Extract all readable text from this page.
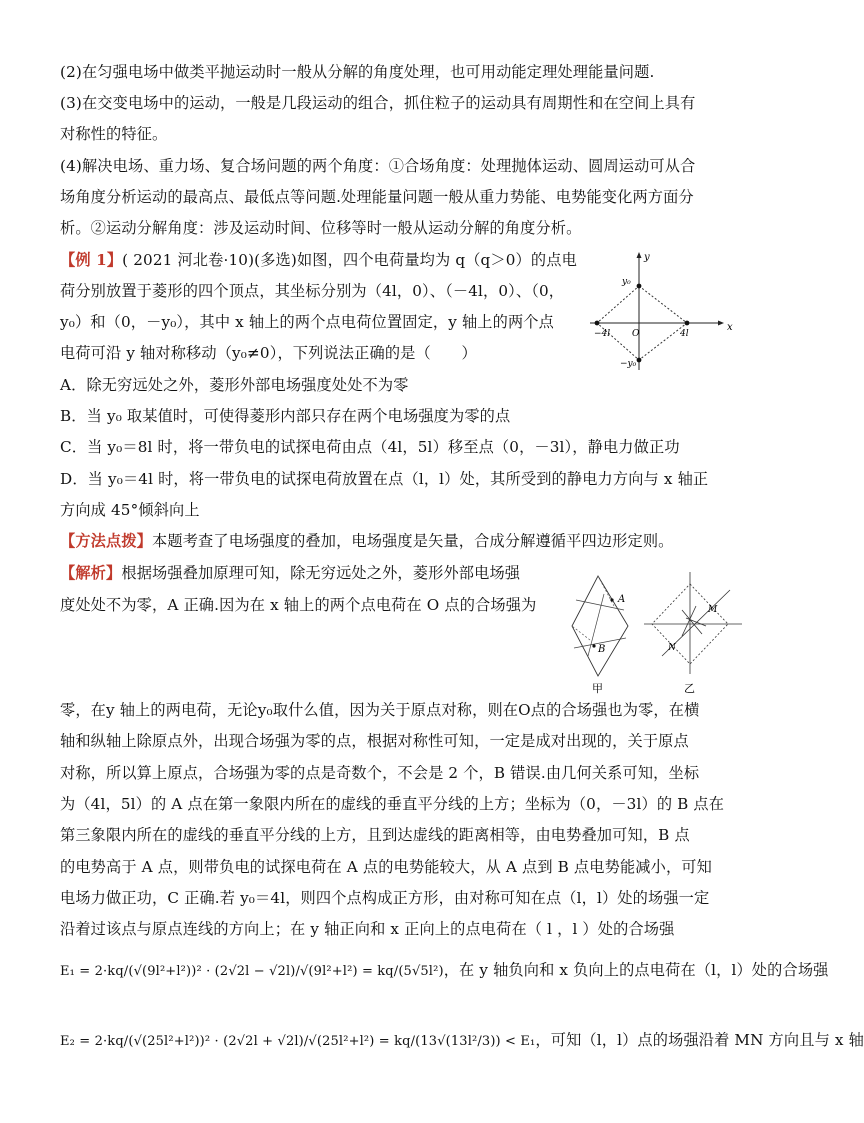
(2)在匀强电场中做类平抛运动时一般从分解的角度处理，也可用动能定理处理能量问题.
(3)在交变电场中的运动，一般是几段运动的组合，抓住粒子的运动具有周期性和在空间上具有
对称性的特征。
(4)解决电场、重力场、复合场问题的两个角度：①合场角度：处理抛体运动、圆周运动可从合
场角度分析运动的最高点、最低点等问题.处理能量问题一般从重力势能、电势能变化两方面分
析。②运动分解角度：涉及运动时间、位移等时一般从运动分解的角度分析。
【例 1】( 2021 河北卷·10)(多选)如图，四个电荷量均为 q（q＞0）的点电
荷分别放置于菱形的四个顶点，其坐标分别为（4l，0）、（－4l，0）、（0，
y₀）和（0，－y₀），其中 x 轴上的两个点电荷位置固定，y 轴上的两个点
电荷可沿 y 轴对称移动（y₀≠0），下列说法正确的是（　　）
A．除无穷远处之外，菱形外部电场强度处处不为零
B．当 y₀ 取某值时，可使得菱形内部只存在两个电场强度为零的点
C．当 y₀＝8l 时，将一带负电的试探电荷由点（4l，5l）移至点（0，－3l），静电力做正功
D．当 y₀＝4l 时，将一带负电的试探电荷放置在点（l，l）处，其所受到的静电力方向与 x 轴正
方向成 45°倾斜向上
【方法点拨】本题考查了电场强度的叠加，电场强度是矢量，合成分解遵循平四边形定则。
【解析】根据场强叠加原理可知，除无穷远处之外，菱形外部电场强
度处处不为零，A 正确.因为在 x 轴上的两个点电荷在 O 点的合场强为
零，在y 轴上的两电荷，无论y₀取什么值，因为关于原点对称，则在O点的合场强也为零，在横
轴和纵轴上除原点外，出现合场强为零的点，根据对称性可知，一定是成对出现的，关于原点
对称，所以算上原点，合场强为零的点是奇数个，不会是 2 个，B 错误.由几何关系可知，坐标
为（4l，5l）的 A 点在第一象限内所在的虚线的垂直平分线的上方；坐标为（0，－3l）的 B 点在
第三象限内所在的虚线的垂直平分线的上方，且到达虚线的距离相等，由电势叠加可知，B 点
的电势高于 A 点，则带负电的试探电荷在 A 点的电势能较大，从 A 点到 B 点电势能减小，可知
电场力做正功，C 正确.若 y₀＝4l，则四个点构成正方形，由对称可知在点（l，l）处的场强一定
沿着过该点与原点连线的方向上；在 y 轴正向和 x 正向上的点电荷在（ l ，l ）处的合场强
E₁ = 2·kq/(√(9l²+l²))² · (2√2l − √2l)/√(9l²+l²) = kq/(5√5l²)，在 y 轴负向和 x 负向上的点电荷在（l，l）处的合场强
E₂ = 2·kq/(√(25l²+l²))² · (2√2l + √2l)/√(25l²+l²) = kq/(13√(13l²/3)) < E₁，可知（l，l）点的场强沿着 MN 方向且与 x 轴
y
x
y₀
−y₀
−4l O	4l
A
B
甲
M
N
乙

## What you will do
Identify and extract each line of the listing that contains "除无穷远处之外".

## Solution for this problem
A．除无穷远处之外，菱形外部电场强度处处不为零
【解析】根据场强叠加原理可知，除无穷远处之外，菱形外部电场强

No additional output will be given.